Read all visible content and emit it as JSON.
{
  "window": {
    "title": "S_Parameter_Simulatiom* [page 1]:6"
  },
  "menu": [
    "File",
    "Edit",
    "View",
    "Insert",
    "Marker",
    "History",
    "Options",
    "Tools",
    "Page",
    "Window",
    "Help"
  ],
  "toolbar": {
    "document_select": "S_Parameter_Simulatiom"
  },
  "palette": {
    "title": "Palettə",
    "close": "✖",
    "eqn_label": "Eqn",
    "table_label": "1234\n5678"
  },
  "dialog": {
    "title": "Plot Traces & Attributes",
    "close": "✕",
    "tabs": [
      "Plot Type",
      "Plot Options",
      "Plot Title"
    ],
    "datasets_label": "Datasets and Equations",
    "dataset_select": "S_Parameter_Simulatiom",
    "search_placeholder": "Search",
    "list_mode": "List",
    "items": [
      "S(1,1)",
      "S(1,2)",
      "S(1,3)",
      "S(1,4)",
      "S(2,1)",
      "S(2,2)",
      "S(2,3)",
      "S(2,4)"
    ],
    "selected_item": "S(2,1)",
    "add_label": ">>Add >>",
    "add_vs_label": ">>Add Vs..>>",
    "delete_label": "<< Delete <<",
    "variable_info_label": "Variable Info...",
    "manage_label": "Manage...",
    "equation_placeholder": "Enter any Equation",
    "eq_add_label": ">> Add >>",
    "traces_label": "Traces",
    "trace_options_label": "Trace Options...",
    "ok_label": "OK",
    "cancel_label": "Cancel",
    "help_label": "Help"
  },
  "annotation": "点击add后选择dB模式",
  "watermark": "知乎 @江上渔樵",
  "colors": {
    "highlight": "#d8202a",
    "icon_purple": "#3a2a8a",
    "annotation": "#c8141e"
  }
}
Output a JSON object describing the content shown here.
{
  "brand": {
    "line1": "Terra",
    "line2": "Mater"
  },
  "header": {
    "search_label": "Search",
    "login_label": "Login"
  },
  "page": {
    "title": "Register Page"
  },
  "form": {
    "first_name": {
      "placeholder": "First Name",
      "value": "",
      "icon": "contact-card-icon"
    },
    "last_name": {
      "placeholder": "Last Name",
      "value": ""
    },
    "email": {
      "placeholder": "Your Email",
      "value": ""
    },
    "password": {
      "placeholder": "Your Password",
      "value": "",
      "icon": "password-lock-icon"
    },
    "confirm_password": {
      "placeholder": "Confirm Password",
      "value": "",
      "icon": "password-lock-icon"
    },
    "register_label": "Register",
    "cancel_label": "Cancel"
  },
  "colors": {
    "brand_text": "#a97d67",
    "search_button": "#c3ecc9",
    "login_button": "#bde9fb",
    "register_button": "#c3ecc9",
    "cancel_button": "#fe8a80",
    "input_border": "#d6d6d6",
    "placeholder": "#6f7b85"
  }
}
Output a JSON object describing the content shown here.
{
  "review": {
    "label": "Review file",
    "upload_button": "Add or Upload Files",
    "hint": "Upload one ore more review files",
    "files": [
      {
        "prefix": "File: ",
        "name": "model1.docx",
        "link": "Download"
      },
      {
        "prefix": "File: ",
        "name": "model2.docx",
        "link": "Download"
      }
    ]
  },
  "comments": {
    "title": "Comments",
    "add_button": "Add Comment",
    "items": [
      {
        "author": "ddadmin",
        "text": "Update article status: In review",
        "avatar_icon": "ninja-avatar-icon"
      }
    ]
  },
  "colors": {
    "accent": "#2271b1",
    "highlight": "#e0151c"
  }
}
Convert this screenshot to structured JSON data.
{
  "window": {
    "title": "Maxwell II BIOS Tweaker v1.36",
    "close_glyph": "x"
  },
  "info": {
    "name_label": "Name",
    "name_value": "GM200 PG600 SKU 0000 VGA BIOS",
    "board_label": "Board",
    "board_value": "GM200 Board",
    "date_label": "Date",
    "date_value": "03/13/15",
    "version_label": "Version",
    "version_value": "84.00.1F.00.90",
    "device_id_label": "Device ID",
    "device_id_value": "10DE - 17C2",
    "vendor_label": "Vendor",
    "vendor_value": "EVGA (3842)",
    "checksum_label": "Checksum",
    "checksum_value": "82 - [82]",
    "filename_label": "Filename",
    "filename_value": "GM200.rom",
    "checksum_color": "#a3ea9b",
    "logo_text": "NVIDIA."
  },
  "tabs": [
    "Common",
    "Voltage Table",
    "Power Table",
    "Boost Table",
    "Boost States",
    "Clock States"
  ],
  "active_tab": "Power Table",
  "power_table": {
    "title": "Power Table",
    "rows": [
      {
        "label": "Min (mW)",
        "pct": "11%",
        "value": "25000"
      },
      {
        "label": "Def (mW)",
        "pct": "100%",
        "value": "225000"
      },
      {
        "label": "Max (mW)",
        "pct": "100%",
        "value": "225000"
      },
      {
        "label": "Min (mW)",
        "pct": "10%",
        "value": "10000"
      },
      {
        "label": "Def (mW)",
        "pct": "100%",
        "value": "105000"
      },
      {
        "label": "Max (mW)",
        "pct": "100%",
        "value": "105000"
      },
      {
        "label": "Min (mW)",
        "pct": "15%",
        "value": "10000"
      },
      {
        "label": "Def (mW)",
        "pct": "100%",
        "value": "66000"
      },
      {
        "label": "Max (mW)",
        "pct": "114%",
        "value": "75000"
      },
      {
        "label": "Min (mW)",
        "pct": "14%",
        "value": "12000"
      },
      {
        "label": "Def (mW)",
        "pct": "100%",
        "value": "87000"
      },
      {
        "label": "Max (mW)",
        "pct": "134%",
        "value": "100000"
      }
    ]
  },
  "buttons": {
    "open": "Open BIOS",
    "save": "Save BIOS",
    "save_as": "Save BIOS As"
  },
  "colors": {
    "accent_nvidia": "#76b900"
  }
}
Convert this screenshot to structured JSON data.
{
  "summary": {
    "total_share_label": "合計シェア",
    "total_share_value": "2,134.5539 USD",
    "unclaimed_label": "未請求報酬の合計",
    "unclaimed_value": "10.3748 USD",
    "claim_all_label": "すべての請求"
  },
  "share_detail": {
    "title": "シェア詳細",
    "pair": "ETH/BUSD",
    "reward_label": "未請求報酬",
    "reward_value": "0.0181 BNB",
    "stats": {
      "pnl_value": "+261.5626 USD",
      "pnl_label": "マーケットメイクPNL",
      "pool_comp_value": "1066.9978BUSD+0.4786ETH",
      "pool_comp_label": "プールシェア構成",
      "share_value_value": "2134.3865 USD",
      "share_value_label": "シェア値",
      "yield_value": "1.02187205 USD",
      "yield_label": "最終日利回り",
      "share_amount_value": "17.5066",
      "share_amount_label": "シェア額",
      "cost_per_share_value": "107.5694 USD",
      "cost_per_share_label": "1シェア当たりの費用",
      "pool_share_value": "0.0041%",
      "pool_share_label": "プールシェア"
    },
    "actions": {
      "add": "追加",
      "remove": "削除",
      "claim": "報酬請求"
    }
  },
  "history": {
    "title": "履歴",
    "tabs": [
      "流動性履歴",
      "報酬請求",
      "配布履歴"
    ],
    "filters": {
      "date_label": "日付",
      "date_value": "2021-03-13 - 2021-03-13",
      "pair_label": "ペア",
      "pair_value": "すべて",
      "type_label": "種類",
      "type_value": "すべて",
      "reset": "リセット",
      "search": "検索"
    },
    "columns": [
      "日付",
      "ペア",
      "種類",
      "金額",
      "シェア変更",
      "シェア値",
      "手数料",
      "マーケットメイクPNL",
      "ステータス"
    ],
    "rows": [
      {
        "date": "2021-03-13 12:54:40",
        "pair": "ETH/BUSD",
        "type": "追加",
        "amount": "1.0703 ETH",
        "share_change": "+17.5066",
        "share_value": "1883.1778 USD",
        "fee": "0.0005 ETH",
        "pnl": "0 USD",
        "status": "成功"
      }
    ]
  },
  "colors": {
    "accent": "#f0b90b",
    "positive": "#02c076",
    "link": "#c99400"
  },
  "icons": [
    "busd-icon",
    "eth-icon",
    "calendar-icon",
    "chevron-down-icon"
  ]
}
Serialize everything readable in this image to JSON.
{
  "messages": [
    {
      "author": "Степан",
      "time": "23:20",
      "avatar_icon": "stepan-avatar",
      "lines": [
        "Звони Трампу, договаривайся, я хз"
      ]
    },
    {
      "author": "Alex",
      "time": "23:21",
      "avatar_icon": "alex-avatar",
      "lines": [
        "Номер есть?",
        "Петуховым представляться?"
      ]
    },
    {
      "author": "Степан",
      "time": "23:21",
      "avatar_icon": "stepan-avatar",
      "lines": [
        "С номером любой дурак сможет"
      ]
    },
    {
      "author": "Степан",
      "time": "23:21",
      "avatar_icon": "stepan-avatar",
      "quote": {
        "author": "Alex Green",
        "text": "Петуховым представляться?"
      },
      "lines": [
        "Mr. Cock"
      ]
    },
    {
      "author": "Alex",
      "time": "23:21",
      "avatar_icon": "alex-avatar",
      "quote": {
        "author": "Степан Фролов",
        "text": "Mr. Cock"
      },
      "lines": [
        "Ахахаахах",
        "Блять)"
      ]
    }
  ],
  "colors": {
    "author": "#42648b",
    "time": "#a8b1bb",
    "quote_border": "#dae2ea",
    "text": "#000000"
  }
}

> [Written exercise] Repeat word for word every line from the one that holds "Serialize everything readable" to the end. Both ends count.

> [Reply]
Serialize everything readable in this image to JSON.
{
  "messages": [
    {
      "author": "Степан",
      "time": "23:20",
      "avatar_icon": "stepan-avatar",
      "lines": [
        "Звони Трампу, договаривайся, я хз"
      ]
    },
    {
      "author": "Alex",
      "time": "23:21",
      "avatar_icon": "alex-avatar",
      "lines": [
        "Номер есть?",
        "Петуховым представляться?"
      ]
    },
    {
      "author": "Степан",
      "time": "23:21",
      "avatar_icon": "stepan-avatar",
      "lines": [
        "С номером любой дурак сможет"
      ]
    },
    {
      "author": "Степан",
      "time": "23:21",
      "avatar_icon": "stepan-avatar",
      "quote": {
        "author": "Alex Green",
        "text": "Петуховым представляться?"
      },
      "lines": [
        "Mr. Cock"
      ]
    },
    {
      "author": "Alex",
      "time": "23:21",
      "avatar_icon": "alex-avatar",
      "quote": {
        "author": "Степан Фролов",
        "text": "Mr. Cock"
      },
      "lines": [
        "Ахахаахах",
        "Блять)"
      ]
    }
  ],
  "colors": {
    "author": "#42648b",
    "time": "#a8b1bb",
    "quote_border": "#dae2ea",
    "text": "#000000"
  }
}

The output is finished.